STORED RECORDS:
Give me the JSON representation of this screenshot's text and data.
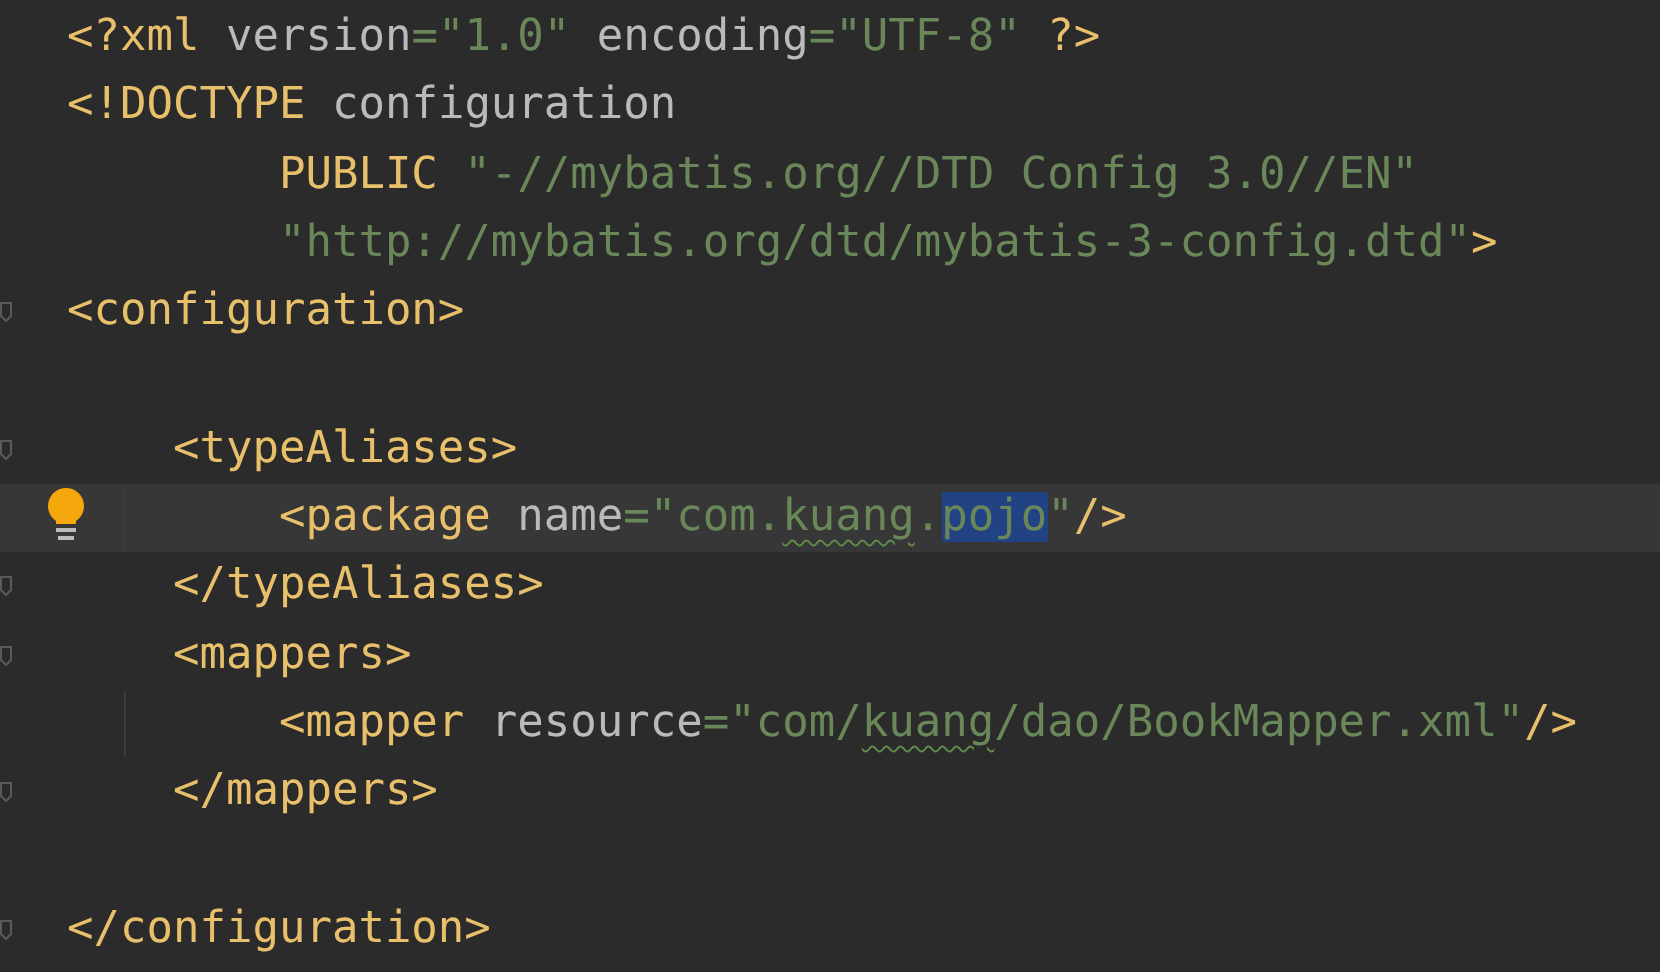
{
  "editor": {
    "lines": [
      {
        "current": false,
        "guide": false,
        "tokens": [
          {
            "kind": "tag",
            "text": "<?xml",
            "selected": false,
            "misspelled": false
          },
          {
            "kind": "attr",
            "text": " version",
            "selected": false,
            "misspelled": false
          },
          {
            "kind": "value",
            "text": "=\"1.0\"",
            "selected": false,
            "misspelled": false
          },
          {
            "kind": "attr",
            "text": " encoding",
            "selected": false,
            "misspelled": false
          },
          {
            "kind": "value",
            "text": "=\"UTF-8\"",
            "selected": false,
            "misspelled": false
          },
          {
            "kind": "tag",
            "text": " ?>",
            "selected": false,
            "misspelled": false
          }
        ]
      },
      {
        "current": false,
        "guide": false,
        "tokens": [
          {
            "kind": "tag",
            "text": "<!DOCTYPE",
            "selected": false,
            "misspelled": false
          },
          {
            "kind": "attr",
            "text": " configuration",
            "selected": false,
            "misspelled": false
          }
        ]
      },
      {
        "current": false,
        "guide": false,
        "tokens": [
          {
            "kind": "tag",
            "text": "        PUBLIC",
            "selected": false,
            "misspelled": false
          },
          {
            "kind": "value",
            "text": " \"-//mybatis.org//DTD Config 3.0//EN\"",
            "selected": false,
            "misspelled": false
          }
        ]
      },
      {
        "current": false,
        "guide": false,
        "tokens": [
          {
            "kind": "value",
            "text": "        \"http://mybatis.org/dtd/mybatis-3-config.dtd\"",
            "selected": false,
            "misspelled": false
          },
          {
            "kind": "tag",
            "text": ">",
            "selected": false,
            "misspelled": false
          }
        ]
      },
      {
        "kind": "fold",
        "current": false,
        "guide": false,
        "tokens": [
          {
            "kind": "tag",
            "text": "<configuration>",
            "selected": false,
            "misspelled": false
          }
        ]
      },
      {
        "current": false,
        "guide": false
      },
      {
        "kind": "fold",
        "current": false,
        "guide": false,
        "tokens": [
          {
            "kind": "tag",
            "text": "    <typeAliases>",
            "selected": false,
            "misspelled": false
          }
        ]
      },
      {
        "kind": "bulb",
        "current": true,
        "guide": true,
        "tokens": [
          {
            "kind": "tag",
            "text": "        <package",
            "selected": false,
            "misspelled": false
          },
          {
            "kind": "attr",
            "text": " name",
            "selected": false,
            "misspelled": false
          },
          {
            "kind": "value",
            "text": "=\"com.",
            "selected": false,
            "misspelled": false
          },
          {
            "kind": "value",
            "text": "kuang",
            "selected": false,
            "misspelled": true
          },
          {
            "kind": "value",
            "text": ".",
            "selected": false,
            "misspelled": false
          },
          {
            "kind": "value",
            "text": "pojo",
            "selected": true,
            "misspelled": false
          },
          {
            "kind": "value",
            "text": "\"",
            "selected": false,
            "misspelled": false
          },
          {
            "kind": "tag",
            "text": "/>",
            "selected": false,
            "misspelled": false
          }
        ]
      },
      {
        "kind": "fold",
        "current": false,
        "guide": false,
        "tokens": [
          {
            "kind": "tag",
            "text": "    </typeAliases>",
            "selected": false,
            "misspelled": false
          }
        ]
      },
      {
        "kind": "fold",
        "current": false,
        "guide": false,
        "tokens": [
          {
            "kind": "tag",
            "text": "    <mappers>",
            "selected": false,
            "misspelled": false
          }
        ]
      },
      {
        "current": false,
        "guide": true,
        "tokens": [
          {
            "kind": "tag",
            "text": "        <mapper",
            "selected": false,
            "misspelled": false
          },
          {
            "kind": "attr",
            "text": " resource",
            "selected": false,
            "misspelled": false
          },
          {
            "kind": "value",
            "text": "=\"com/",
            "selected": false,
            "misspelled": false
          },
          {
            "kind": "value",
            "text": "kuang",
            "selected": false,
            "misspelled": true
          },
          {
            "kind": "value",
            "text": "/dao/BookMapper.xml\"",
            "selected": false,
            "misspelled": false
          },
          {
            "kind": "tag",
            "text": "/>",
            "selected": false,
            "misspelled": false
          }
        ]
      },
      {
        "kind": "fold",
        "current": false,
        "guide": false,
        "tokens": [
          {
            "kind": "tag",
            "text": "    </mappers>",
            "selected": false,
            "misspelled": false
          }
        ]
      },
      {
        "current": false,
        "guide": false
      },
      {
        "kind": "fold",
        "current": false,
        "guide": false,
        "tokens": [
          {
            "kind": "tag",
            "text": "</configuration>",
            "selected": false,
            "misspelled": false
          }
        ]
      }
    ]
  }
}
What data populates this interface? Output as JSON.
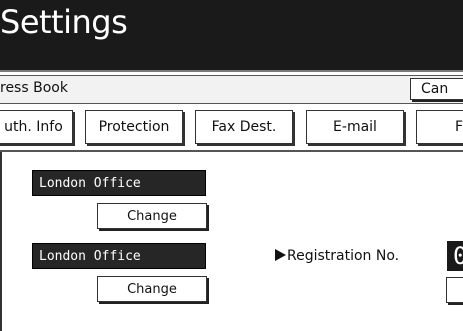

PROBLEM: Transcribe the records above exactly, omitting every picture they contain.

EXPECTED ANSWER:
Give me the JSON representation of this screenshot's text and data.
{
  "editor": {
    "lines": [
      {
        "current": false,
        "guide": false,
        "tokens": [
          {
            "kind": "tag",
            "text": "<?xml",
            "selected": false,
            "misspelled": false
          },
          {
            "kind": "attr",
            "text": " version",
            "selected": false,
            "misspelled": false
          },
          {
            "kind": "value",
            "text": "=\"1.0\"",
            "selected": false,
            "misspelled": false
          },
          {
            "kind": "attr",
            "text": " encoding",
            "selected": false,
            "misspelled": false
          },
          {
            "kind": "value",
            "text": "=\"UTF-8\"",
            "selected": false,
            "misspelled": false
          },
          {
            "kind": "tag",
            "text": " ?>",
            "selected": false,
            "misspelled": false
          }
        ]
      },
      {
        "current": false,
        "guide": false,
        "tokens": [
          {
            "kind": "tag",
            "text": "<!DOCTYPE",
            "selected": false,
            "misspelled": false
          },
          {
            "kind": "attr",
            "text": " configuration",
            "selected": false,
            "misspelled": false
          }
        ]
      },
      {
        "current": false,
        "guide": false,
        "tokens": [
          {
            "kind": "tag",
            "text": "        PUBLIC",
            "selected": false,
            "misspelled": false
          },
          {
            "kind": "value",
            "text": " \"-//mybatis.org//DTD Config 3.0//EN\"",
            "selected": false,
            "misspelled": false
          }
        ]
      },
      {
        "current": false,
        "guide": false,
        "tokens": [
          {
            "kind": "value",
            "text": "        \"http://mybatis.org/dtd/mybatis-3-config.dtd\"",
            "selected": false,
            "misspelled": false
          },
          {
            "kind": "tag",
            "text": ">",
            "selected": false,
            "misspelled": false
          }
        ]
      },
      {
        "kind": "fold",
        "current": false,
        "guide": false,
        "tokens": [
          {
            "kind": "tag",
            "text": "<configuration>",
            "selected": false,
            "misspelled": false
          }
        ]
      },
      {
        "current": false,
        "guide": false
      },
      {
        "kind": "fold",
        "current": false,
        "guide": false,
        "tokens": [
          {
            "kind": "tag",
            "text": "    <typeAliases>",
            "selected": false,
            "misspelled": false
          }
        ]
      },
      {
        "kind": "bulb",
        "current": true,
        "guide": true,
        "tokens": [
          {
            "kind": "tag",
            "text": "        <package",
            "selected": false,
            "misspelled": false
          },
          {
            "kind": "attr",
            "text": " name",
            "selected": false,
            "misspelled": false
          },
          {
            "kind": "value",
            "text": "=\"com.",
            "selected": false,
            "misspelled": false
          },
          {
            "kind": "value",
            "text": "kuang",
            "selected": false,
            "misspelled": true
          },
          {
            "kind": "value",
            "text": ".",
            "selected": false,
            "misspelled": false
          },
          {
            "kind": "value",
            "text": "pojo",
            "selected": true,
            "misspelled": false
          },
          {
            "kind": "value",
            "text": "\"",
            "selected": false,
            "misspelled": false
          },
          {
            "kind": "tag",
            "text": "/>",
            "selected": false,
            "misspelled": false
          }
        ]
      },
      {
        "kind": "fold",
        "current": false,
        "guide": false,
        "tokens": [
          {
            "kind": "tag",
            "text": "    </typeAliases>",
            "selected": false,
            "misspelled": false
          }
        ]
      },
      {
        "kind": "fold",
        "current": false,
        "guide": false,
        "tokens": [
          {
            "kind": "tag",
            "text": "    <mappers>",
            "selected": false,
            "misspelled": false
          }
        ]
      },
      {
        "current": false,
        "guide": true,
        "tokens": [
          {
            "kind": "tag",
            "text": "        <mapper",
            "selected": false,
            "misspelled": false
          },
          {
            "kind": "attr",
            "text": " resource",
            "selected": false,
            "misspelled": false
          },
          {
            "kind": "value",
            "text": "=\"com/",
            "selected": false,
            "misspelled": false
          },
          {
            "kind": "value",
            "text": "kuang",
            "selected": false,
            "misspelled": true
          },
          {
            "kind": "value",
            "text": "/dao/BookMapper.xml\"",
            "selected": false,
            "misspelled": false
          },
          {
            "kind": "tag",
            "text": "/>",
            "selected": false,
            "misspelled": false
          }
        ]
      },
      {
        "kind": "fold",
        "current": false,
        "guide": false,
        "tokens": [
          {
            "kind": "tag",
            "text": "    </mappers>",
            "selected": false,
            "misspelled": false
          }
        ]
      },
      {
        "current": false,
        "guide": false
      },
      {
        "kind": "fold",
        "current": false,
        "guide": false,
        "tokens": [
          {
            "kind": "tag",
            "text": "</configuration>",
            "selected": false,
            "misspelled": false
          }
        ]
      }
    ]
  }
}
What data populates this interface? Output as JSON.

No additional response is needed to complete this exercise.